## Exercise task
Tally the lines that contain the string "description" and give the number by itself.

-- Start Data provided --

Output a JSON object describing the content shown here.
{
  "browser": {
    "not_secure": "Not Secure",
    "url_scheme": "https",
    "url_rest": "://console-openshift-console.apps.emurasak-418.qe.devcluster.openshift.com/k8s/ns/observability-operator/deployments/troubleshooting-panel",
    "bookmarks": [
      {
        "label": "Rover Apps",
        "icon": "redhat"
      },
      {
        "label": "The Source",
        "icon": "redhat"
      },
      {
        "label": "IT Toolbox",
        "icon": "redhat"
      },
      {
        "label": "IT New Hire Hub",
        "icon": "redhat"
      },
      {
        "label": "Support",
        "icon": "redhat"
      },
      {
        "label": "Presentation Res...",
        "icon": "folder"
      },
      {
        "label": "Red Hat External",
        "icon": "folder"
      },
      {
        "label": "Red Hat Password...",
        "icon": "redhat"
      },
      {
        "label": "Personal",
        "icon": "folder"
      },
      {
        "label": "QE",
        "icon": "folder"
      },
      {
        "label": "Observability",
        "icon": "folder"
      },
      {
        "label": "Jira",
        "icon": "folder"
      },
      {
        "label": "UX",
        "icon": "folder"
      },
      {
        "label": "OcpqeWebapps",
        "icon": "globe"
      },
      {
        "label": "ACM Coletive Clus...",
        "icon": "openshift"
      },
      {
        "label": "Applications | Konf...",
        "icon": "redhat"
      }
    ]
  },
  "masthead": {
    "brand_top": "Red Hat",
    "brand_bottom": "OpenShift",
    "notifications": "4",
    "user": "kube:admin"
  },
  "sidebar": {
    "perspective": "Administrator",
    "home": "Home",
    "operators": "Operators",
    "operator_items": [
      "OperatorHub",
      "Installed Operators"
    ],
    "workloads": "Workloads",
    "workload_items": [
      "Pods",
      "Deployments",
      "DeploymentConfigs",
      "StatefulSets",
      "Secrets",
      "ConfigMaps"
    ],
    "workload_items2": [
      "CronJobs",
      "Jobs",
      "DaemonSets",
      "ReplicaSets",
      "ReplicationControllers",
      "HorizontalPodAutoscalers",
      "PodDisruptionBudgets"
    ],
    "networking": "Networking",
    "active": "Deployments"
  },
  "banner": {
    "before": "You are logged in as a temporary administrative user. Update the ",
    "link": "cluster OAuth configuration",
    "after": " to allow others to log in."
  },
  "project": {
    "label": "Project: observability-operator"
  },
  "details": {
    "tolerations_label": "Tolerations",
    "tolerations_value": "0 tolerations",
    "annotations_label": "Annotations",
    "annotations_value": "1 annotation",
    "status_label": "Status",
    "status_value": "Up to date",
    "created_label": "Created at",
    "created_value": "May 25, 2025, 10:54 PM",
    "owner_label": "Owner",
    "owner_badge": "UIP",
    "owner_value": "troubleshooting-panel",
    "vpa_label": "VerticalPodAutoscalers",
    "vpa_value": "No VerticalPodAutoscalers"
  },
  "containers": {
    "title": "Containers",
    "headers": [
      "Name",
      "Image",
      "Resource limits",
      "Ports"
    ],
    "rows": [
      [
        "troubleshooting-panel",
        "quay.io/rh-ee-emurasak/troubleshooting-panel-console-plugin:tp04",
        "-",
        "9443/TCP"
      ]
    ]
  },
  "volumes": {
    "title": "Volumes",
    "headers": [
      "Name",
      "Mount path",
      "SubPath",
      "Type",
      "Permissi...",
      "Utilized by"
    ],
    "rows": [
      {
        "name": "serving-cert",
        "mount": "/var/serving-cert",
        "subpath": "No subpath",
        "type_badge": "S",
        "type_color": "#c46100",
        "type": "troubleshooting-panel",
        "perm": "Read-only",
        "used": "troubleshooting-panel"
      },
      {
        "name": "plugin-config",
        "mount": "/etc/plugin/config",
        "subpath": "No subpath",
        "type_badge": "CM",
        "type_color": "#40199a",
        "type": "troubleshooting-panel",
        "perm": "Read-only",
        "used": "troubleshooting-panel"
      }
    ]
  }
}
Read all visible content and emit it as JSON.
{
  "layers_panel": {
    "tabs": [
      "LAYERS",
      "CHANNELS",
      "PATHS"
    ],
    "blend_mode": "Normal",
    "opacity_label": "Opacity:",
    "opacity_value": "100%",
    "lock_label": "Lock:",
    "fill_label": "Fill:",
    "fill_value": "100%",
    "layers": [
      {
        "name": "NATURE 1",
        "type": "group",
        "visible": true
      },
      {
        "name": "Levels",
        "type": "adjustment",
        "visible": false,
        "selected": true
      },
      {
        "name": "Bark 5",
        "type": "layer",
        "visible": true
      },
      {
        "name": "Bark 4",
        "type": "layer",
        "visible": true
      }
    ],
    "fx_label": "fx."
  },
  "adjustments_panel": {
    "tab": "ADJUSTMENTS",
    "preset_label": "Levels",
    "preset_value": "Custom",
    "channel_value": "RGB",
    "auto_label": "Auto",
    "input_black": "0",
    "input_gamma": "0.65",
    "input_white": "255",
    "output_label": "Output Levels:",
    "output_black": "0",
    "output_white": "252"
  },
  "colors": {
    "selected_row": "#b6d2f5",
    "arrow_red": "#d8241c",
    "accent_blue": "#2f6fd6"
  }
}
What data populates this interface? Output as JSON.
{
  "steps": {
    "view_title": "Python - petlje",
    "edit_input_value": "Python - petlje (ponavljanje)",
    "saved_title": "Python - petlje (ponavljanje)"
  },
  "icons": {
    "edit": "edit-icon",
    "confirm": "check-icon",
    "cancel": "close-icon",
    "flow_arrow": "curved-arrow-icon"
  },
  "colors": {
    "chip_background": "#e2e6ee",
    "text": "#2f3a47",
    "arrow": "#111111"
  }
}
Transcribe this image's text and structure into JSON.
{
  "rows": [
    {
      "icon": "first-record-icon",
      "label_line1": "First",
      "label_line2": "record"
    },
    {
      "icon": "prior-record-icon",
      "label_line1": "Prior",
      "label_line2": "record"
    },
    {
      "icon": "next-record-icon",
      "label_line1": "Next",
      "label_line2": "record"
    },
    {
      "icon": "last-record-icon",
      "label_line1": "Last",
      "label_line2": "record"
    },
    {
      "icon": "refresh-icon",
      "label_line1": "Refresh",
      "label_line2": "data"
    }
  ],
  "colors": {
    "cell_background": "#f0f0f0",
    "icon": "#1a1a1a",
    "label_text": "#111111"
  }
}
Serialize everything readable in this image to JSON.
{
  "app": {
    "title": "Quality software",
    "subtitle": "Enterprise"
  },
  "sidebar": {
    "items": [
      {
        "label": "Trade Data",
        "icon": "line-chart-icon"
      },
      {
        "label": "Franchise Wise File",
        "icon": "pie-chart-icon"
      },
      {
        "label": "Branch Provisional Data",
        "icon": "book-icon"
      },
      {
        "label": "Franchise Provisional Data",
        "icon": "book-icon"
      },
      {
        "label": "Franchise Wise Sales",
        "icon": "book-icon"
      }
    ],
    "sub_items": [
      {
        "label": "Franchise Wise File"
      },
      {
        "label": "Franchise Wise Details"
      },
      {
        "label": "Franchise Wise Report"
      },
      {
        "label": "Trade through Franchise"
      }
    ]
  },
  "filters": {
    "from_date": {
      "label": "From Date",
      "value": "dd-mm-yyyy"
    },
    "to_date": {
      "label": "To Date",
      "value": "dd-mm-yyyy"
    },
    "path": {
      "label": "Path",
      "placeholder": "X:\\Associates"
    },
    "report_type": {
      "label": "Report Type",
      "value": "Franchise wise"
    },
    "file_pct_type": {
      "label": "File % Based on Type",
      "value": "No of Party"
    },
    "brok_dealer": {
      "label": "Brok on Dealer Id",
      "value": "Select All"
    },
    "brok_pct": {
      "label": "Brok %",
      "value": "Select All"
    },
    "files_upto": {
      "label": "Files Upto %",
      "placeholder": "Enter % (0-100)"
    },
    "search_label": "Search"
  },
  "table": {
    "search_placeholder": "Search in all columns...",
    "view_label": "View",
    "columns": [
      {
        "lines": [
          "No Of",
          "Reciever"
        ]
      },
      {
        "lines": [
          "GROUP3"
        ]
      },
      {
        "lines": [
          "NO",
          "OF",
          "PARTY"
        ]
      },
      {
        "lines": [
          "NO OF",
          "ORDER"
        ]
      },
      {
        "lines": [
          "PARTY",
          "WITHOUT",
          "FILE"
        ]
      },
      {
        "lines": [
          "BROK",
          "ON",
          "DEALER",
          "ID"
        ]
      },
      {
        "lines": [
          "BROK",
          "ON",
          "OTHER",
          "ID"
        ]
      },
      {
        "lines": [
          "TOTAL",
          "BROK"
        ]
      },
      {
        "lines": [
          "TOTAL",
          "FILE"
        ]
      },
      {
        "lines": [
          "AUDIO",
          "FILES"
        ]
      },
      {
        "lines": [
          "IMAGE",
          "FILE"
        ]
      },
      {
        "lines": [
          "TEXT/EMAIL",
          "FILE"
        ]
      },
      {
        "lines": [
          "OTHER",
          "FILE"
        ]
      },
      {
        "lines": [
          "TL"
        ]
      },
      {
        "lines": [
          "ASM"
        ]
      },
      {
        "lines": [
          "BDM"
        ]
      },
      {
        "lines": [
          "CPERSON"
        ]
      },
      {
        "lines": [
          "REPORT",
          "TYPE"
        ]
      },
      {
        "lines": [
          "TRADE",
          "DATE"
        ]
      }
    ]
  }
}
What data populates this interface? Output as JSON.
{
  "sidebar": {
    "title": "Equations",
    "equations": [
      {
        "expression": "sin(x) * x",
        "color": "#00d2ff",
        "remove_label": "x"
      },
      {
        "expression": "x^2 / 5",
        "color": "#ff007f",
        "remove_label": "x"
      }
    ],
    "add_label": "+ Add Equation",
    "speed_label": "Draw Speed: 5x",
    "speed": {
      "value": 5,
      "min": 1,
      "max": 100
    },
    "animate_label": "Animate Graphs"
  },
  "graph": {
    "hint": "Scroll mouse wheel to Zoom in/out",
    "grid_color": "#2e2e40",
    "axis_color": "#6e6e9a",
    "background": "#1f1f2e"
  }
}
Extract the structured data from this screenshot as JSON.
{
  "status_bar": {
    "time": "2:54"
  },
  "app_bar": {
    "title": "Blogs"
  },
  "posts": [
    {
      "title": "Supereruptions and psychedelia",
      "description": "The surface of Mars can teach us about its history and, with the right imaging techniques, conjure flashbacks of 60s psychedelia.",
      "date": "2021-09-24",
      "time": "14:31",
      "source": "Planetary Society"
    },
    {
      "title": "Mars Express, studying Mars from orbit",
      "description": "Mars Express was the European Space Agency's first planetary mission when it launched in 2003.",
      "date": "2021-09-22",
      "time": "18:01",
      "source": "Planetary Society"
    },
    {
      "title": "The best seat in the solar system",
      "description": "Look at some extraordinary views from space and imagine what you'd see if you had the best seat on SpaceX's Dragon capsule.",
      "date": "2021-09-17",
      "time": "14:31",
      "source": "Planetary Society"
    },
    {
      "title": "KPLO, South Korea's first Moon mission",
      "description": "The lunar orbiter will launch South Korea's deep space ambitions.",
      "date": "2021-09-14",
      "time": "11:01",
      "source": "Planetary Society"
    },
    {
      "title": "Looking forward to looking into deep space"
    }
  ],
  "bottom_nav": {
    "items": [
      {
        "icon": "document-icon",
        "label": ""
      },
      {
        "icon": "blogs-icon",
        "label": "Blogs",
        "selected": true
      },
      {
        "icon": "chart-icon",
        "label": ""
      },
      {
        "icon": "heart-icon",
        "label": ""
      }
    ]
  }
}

-- End Data provided --

## Task solution
4